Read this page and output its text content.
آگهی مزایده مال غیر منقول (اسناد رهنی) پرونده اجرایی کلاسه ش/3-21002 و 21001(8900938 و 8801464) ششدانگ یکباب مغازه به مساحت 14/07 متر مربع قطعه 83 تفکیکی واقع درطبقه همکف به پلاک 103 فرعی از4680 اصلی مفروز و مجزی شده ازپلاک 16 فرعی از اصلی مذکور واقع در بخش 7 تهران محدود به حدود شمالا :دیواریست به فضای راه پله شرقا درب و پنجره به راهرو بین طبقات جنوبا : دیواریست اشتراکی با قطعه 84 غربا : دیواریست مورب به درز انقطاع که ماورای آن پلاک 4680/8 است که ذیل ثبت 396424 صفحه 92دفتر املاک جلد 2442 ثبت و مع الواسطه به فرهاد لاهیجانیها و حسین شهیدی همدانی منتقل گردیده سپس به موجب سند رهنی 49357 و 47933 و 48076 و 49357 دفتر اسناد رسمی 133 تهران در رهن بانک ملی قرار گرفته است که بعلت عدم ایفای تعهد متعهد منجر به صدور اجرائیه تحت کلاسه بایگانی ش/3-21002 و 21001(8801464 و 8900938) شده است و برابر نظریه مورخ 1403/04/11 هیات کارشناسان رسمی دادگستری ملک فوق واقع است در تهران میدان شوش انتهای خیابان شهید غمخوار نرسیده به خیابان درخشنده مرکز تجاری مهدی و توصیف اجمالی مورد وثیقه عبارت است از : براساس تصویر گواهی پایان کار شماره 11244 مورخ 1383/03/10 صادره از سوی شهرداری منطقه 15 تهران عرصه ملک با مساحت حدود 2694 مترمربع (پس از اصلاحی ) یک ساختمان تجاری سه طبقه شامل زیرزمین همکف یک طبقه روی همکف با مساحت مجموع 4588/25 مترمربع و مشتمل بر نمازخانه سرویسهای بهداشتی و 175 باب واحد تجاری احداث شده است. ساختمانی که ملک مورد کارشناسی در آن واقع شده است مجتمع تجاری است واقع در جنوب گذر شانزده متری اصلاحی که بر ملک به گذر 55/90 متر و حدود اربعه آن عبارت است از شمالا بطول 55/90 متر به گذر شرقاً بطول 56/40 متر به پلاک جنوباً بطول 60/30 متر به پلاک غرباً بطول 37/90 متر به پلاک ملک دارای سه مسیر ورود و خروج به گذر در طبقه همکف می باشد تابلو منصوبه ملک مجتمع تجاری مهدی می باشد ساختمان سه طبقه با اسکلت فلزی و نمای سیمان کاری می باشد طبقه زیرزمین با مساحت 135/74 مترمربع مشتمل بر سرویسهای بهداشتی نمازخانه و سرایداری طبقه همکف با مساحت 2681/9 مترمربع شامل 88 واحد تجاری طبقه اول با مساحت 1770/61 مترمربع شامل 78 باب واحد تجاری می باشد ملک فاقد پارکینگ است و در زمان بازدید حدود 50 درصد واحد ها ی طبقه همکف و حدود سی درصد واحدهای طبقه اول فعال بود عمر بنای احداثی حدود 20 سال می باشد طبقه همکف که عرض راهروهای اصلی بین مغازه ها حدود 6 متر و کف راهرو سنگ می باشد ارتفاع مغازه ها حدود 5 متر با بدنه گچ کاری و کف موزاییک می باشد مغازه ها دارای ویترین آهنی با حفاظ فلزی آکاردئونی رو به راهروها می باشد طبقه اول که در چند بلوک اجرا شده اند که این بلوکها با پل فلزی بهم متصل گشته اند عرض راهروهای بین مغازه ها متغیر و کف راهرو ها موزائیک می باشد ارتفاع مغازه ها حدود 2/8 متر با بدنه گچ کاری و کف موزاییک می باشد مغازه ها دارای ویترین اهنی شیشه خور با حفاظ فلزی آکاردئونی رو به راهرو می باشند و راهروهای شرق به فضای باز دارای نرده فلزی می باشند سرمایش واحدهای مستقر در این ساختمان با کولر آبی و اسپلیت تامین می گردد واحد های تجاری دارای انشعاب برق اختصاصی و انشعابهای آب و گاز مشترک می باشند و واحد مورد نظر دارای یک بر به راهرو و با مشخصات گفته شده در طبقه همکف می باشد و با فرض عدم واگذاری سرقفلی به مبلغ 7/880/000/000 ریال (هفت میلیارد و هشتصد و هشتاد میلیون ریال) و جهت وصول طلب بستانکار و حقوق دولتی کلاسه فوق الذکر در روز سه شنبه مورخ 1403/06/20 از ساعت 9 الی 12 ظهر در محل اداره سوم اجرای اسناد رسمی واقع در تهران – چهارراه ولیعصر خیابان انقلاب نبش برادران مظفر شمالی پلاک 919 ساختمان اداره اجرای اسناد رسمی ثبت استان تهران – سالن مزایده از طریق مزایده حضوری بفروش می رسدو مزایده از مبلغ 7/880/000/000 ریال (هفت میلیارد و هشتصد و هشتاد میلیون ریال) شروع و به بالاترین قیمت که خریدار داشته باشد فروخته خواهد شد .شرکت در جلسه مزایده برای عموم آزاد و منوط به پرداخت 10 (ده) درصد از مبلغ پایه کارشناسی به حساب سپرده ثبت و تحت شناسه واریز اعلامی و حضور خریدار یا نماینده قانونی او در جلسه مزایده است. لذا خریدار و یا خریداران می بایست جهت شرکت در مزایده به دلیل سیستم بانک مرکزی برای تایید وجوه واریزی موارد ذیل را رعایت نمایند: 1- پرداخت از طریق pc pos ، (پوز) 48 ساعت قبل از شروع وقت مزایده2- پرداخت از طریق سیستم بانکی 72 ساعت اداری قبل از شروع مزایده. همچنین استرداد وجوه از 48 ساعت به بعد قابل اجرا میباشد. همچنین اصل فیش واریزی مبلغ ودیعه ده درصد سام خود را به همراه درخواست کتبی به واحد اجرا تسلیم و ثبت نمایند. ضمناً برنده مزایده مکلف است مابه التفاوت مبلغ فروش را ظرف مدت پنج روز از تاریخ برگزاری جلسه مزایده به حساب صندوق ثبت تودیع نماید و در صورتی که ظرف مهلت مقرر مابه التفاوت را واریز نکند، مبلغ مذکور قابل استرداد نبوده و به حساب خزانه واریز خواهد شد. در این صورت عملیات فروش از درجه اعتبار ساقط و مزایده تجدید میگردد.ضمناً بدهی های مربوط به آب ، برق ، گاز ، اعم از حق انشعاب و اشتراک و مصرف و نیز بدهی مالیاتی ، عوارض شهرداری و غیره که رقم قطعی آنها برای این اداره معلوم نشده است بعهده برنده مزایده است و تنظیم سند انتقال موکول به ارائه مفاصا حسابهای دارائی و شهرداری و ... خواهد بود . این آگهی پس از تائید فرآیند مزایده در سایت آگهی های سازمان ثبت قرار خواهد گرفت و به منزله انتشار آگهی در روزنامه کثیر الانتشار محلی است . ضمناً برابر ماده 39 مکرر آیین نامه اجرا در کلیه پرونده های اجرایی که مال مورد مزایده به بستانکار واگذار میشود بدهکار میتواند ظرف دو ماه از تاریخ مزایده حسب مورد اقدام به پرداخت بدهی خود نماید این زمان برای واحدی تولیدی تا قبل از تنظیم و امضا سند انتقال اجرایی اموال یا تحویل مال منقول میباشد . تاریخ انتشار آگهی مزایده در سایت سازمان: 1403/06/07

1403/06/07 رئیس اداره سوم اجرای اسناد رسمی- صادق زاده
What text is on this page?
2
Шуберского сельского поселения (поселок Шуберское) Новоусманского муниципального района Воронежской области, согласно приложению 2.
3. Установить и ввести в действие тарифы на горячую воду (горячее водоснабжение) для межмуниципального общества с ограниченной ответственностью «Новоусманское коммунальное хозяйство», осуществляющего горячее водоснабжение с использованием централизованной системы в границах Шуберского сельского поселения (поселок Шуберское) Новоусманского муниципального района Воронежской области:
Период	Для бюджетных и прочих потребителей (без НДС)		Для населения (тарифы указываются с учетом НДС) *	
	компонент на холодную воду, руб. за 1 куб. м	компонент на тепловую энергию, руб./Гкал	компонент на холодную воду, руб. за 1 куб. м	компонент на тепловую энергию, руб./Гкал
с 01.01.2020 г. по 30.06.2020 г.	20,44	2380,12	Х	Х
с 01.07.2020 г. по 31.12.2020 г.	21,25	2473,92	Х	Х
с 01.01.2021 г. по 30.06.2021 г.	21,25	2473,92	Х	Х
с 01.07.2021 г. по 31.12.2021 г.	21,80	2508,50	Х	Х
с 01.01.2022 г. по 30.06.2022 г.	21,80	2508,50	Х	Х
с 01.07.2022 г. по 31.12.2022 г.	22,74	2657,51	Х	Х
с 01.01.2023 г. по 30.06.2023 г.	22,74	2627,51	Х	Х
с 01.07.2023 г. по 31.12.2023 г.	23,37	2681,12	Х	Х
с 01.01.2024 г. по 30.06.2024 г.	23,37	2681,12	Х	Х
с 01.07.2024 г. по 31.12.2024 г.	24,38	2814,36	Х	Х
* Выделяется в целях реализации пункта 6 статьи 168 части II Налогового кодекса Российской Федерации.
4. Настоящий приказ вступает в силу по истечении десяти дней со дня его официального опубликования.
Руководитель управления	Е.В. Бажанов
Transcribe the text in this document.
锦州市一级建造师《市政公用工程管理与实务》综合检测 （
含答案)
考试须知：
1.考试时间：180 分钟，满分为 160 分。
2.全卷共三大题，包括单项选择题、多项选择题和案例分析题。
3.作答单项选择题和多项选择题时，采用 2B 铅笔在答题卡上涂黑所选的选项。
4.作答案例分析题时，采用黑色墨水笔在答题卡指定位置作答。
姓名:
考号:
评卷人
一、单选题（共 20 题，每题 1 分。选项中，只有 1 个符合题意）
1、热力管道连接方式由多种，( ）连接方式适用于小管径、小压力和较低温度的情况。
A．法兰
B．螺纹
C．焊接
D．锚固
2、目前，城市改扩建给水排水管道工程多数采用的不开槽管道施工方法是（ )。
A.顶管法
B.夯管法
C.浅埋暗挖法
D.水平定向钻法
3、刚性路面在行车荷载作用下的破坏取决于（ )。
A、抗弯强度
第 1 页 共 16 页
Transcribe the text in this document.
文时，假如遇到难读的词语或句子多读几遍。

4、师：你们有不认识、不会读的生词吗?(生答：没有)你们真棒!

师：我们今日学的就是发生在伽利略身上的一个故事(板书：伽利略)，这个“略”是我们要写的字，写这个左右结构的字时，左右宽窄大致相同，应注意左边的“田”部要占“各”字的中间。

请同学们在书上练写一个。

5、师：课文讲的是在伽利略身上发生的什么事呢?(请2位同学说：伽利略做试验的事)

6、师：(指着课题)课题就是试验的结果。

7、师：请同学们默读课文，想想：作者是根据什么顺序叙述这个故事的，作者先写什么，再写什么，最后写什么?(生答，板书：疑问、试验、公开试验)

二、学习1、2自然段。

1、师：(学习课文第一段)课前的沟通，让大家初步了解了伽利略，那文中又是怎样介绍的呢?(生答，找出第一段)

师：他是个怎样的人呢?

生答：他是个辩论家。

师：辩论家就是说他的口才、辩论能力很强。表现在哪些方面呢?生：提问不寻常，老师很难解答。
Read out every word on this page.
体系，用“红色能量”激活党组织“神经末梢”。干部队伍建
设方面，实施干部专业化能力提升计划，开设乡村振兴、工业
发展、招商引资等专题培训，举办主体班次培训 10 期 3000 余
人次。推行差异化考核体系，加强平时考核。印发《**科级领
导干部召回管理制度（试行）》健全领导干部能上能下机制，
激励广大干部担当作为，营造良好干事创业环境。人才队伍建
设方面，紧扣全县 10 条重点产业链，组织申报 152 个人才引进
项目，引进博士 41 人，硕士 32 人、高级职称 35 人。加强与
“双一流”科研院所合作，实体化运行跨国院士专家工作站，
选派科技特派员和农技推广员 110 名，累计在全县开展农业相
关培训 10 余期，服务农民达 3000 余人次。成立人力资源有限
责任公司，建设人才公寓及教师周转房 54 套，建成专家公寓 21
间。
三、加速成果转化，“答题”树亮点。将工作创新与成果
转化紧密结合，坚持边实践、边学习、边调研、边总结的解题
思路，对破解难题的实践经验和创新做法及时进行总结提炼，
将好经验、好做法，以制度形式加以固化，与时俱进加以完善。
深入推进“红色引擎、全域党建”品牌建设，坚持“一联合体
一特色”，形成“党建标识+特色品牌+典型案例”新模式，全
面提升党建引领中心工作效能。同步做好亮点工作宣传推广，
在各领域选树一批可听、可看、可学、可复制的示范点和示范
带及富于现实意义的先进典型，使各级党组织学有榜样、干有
* * * * * * *
◆ Aim of the task: The line containing "Read out every word on this page." marks the start; retype it and each line after it through the end of the records above, exactly.

◆ Result for this exercise:
Read out every word on this page.
体系，用“红色能量”激活党组织“神经末梢”。干部队伍建
设方面，实施干部专业化能力提升计划，开设乡村振兴、工业
发展、招商引资等专题培训，举办主体班次培训 10 期 3000 余
人次。推行差异化考核体系，加强平时考核。印发《**科级领
导干部召回管理制度（试行）》健全领导干部能上能下机制，
激励广大干部担当作为，营造良好干事创业环境。人才队伍建
设方面，紧扣全县 10 条重点产业链，组织申报 152 个人才引进
项目，引进博士 41 人，硕士 32 人、高级职称 35 人。加强与
“双一流”科研院所合作，实体化运行跨国院士专家工作站，
选派科技特派员和农技推广员 110 名，累计在全县开展农业相
关培训 10 余期，服务农民达 3000 余人次。成立人力资源有限
责任公司，建设人才公寓及教师周转房 54 套，建成专家公寓 21
间。
三、加速成果转化，“答题”树亮点。将工作创新与成果
转化紧密结合，坚持边实践、边学习、边调研、边总结的解题
思路，对破解难题的实践经验和创新做法及时进行总结提炼，
将好经验、好做法，以制度形式加以固化，与时俱进加以完善。
深入推进“红色引擎、全域党建”品牌建设，坚持“一联合体
一特色”，形成“党建标识+特色品牌+典型案例”新模式，全
面提升党建引领中心工作效能。同步做好亮点工作宣传推广，
在各领域选树一批可听、可看、可学、可复制的示范点和示范
带及富于现实意义的先进典型，使各级党组织学有榜样、干有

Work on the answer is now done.